:: SET TASK ::
Check each line for the word "text" and report how many have it. Give nothing else.

** begin GIVEN DATA **

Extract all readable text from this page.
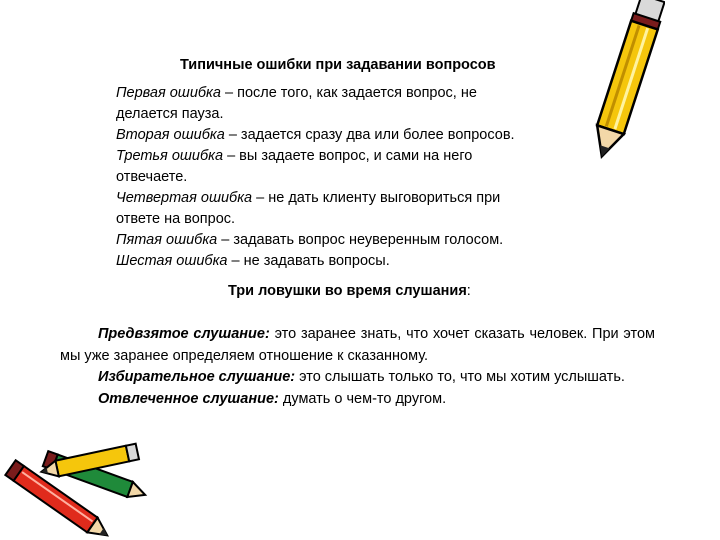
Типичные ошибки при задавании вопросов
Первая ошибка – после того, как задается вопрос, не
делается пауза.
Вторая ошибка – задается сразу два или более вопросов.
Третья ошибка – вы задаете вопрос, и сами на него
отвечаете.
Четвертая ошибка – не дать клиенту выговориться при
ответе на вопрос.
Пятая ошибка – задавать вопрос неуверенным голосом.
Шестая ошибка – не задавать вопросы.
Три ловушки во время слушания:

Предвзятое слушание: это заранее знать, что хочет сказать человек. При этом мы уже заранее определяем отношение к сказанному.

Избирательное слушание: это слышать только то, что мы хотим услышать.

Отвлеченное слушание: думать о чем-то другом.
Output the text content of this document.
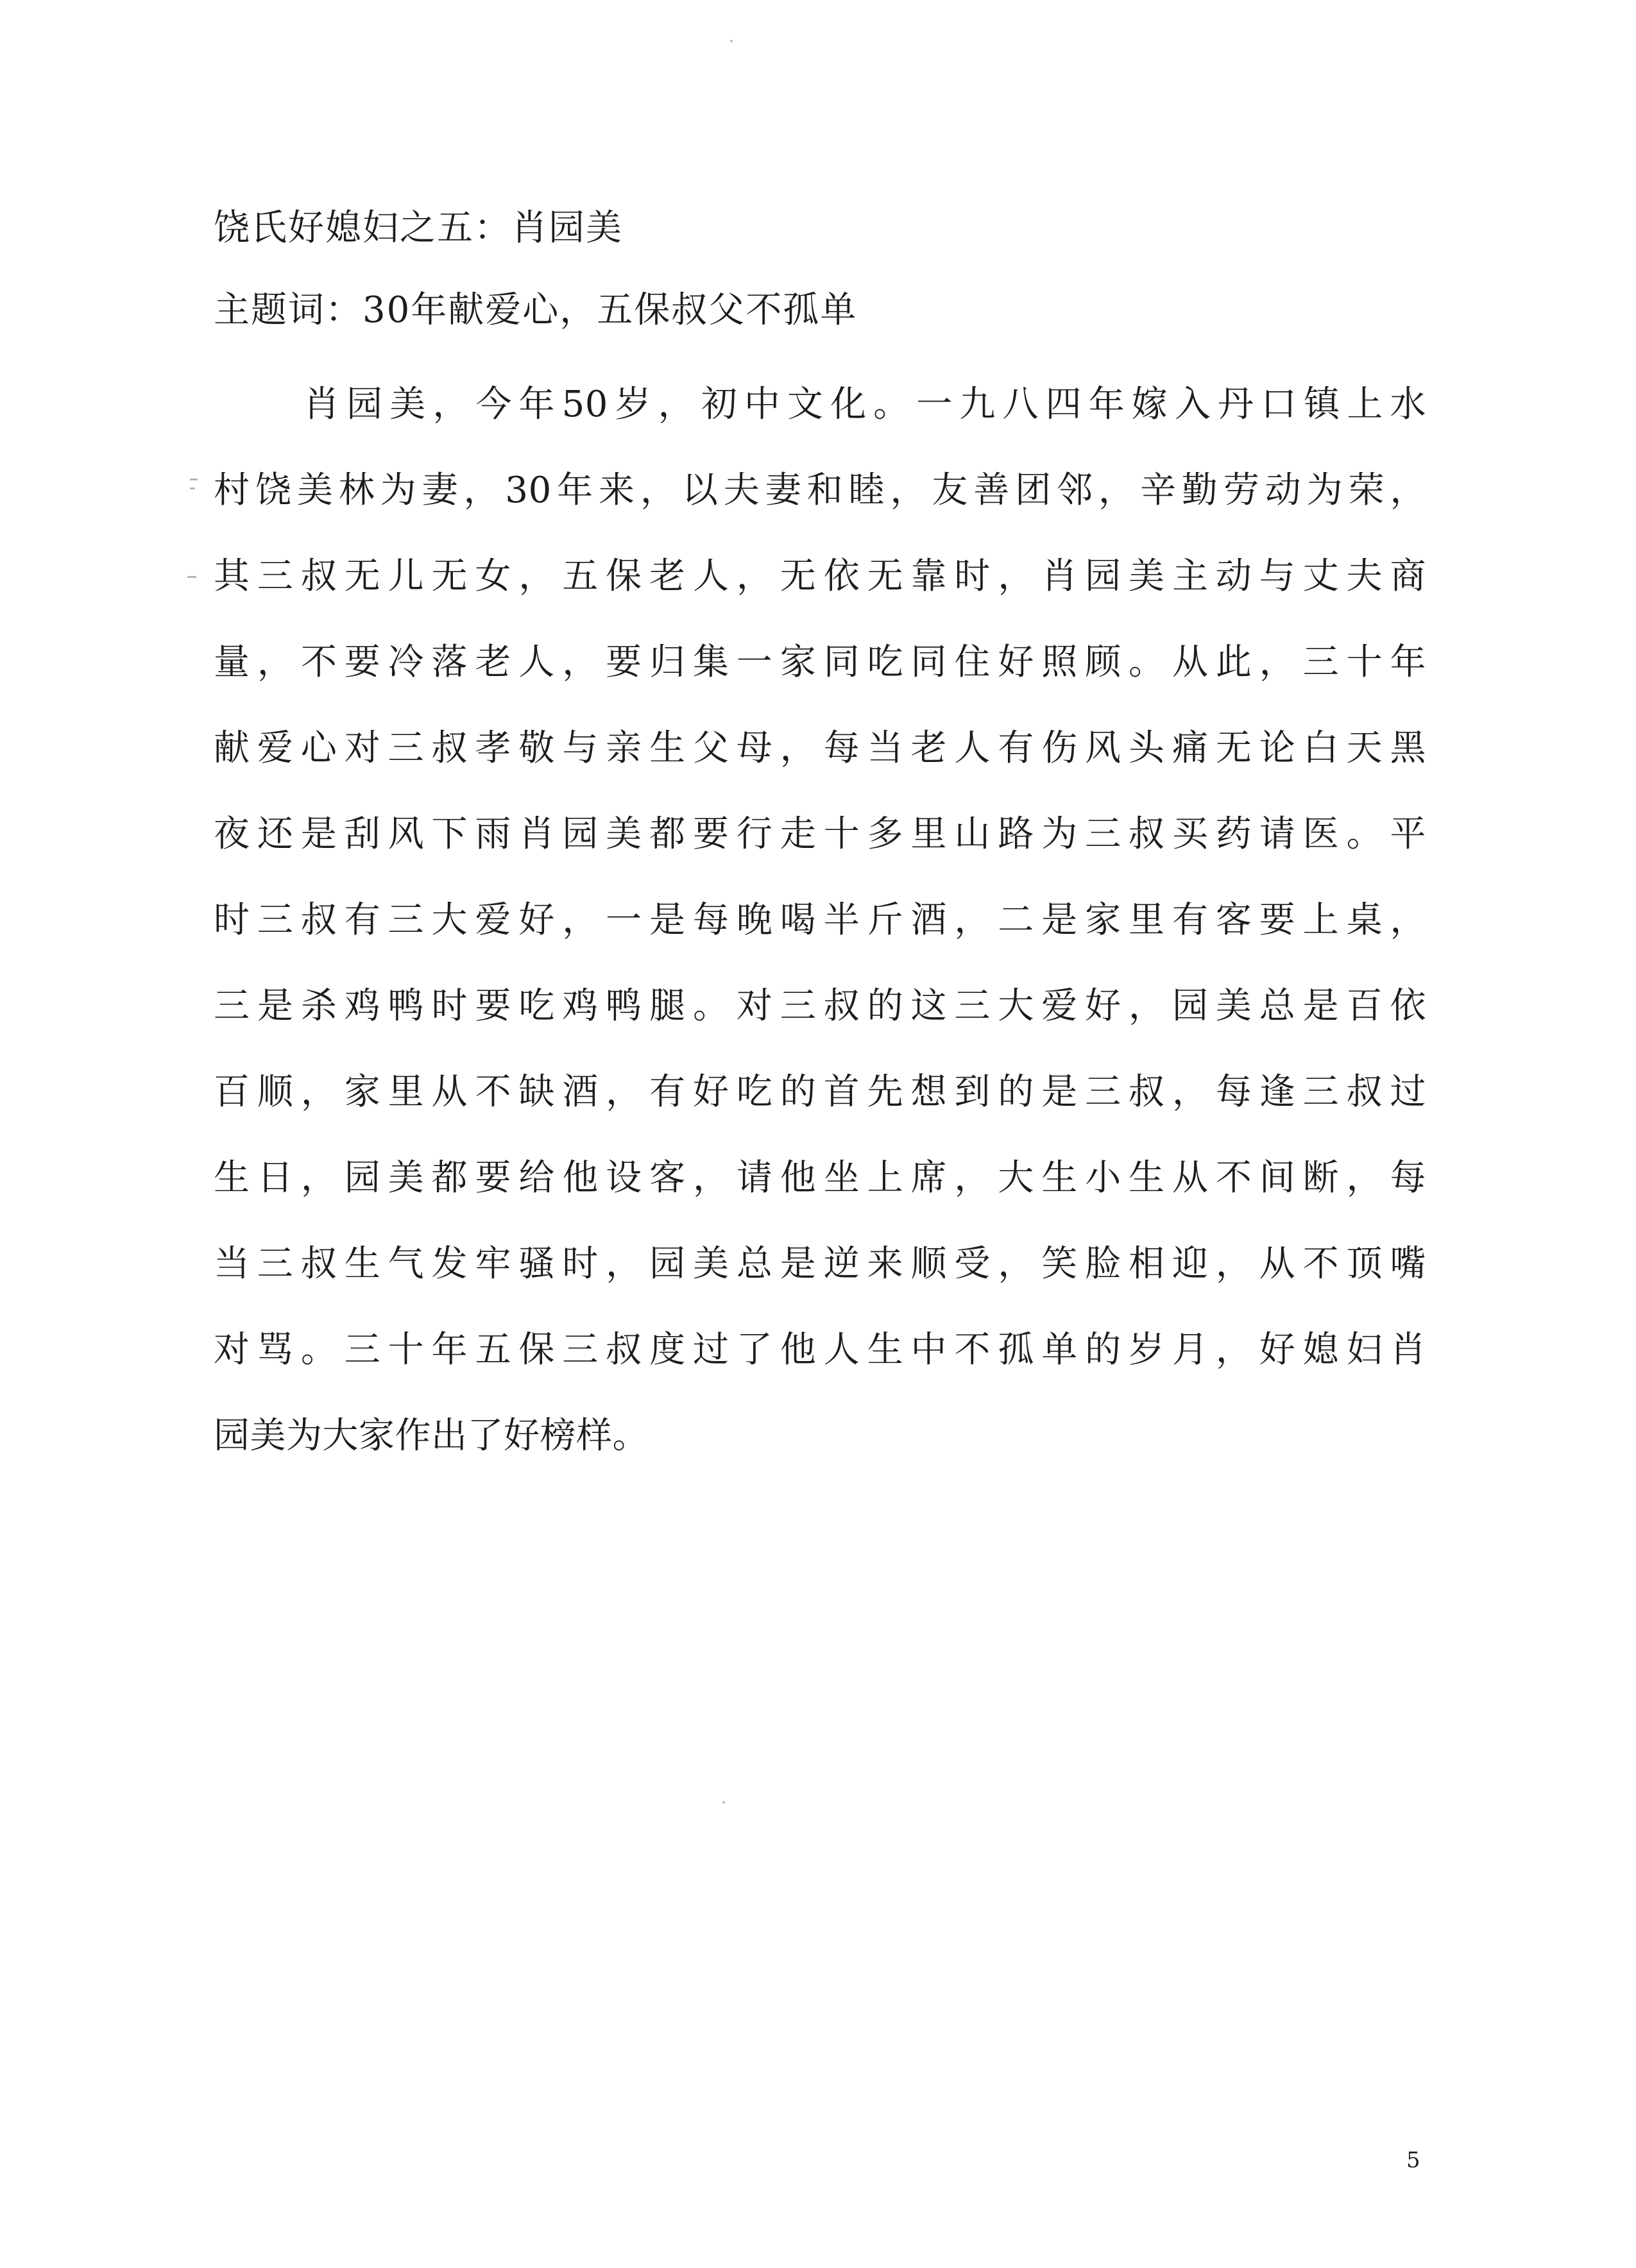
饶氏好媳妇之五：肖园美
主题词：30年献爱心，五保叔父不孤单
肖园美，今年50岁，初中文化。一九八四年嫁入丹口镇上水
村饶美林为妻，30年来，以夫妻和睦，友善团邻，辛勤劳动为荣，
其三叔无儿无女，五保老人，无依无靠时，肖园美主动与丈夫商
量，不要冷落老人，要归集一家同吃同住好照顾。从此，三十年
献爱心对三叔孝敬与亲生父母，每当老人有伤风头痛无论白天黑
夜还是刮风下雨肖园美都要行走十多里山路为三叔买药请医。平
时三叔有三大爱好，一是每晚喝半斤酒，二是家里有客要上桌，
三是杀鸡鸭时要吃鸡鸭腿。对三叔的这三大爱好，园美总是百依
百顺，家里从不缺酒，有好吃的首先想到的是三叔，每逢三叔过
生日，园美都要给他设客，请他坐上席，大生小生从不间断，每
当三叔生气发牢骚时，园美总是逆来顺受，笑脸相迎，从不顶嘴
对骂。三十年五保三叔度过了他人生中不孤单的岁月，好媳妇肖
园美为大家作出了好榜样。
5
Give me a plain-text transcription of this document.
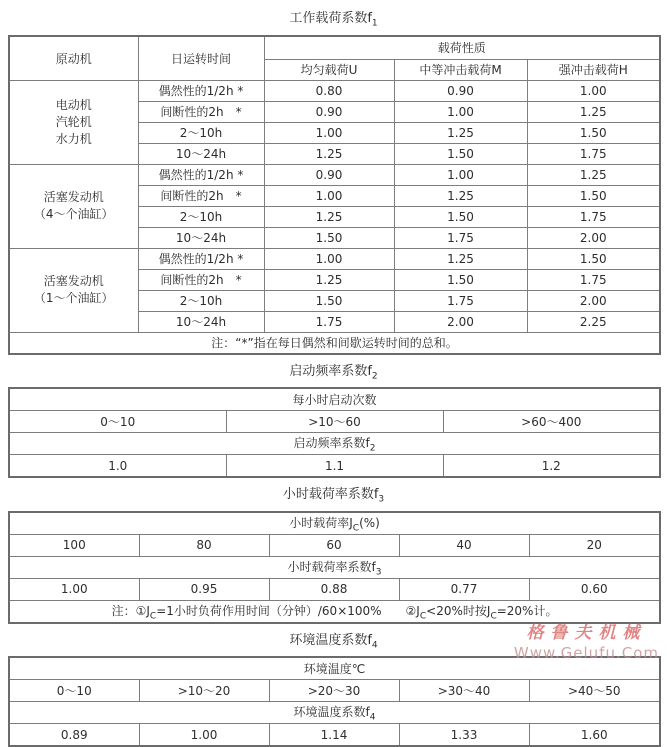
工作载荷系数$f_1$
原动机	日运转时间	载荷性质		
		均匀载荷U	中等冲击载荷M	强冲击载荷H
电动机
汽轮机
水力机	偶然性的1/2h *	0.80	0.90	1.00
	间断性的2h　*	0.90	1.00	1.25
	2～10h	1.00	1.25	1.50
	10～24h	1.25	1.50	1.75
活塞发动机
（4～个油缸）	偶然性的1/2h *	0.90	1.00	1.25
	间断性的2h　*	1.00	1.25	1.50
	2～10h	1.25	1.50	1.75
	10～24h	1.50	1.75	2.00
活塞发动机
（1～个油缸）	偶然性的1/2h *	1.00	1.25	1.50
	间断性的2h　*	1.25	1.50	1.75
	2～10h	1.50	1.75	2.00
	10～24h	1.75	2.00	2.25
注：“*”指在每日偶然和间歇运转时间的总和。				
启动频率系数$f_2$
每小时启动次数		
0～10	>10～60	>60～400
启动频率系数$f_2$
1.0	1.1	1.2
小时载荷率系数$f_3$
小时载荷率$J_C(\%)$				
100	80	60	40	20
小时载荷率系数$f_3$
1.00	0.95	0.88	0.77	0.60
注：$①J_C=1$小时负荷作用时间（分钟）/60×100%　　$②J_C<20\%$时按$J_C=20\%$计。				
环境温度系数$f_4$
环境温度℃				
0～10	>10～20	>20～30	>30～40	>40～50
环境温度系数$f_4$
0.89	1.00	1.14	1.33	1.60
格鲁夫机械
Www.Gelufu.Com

** end GIVEN DATA **

:: EXERCISE RESPONSE ::
3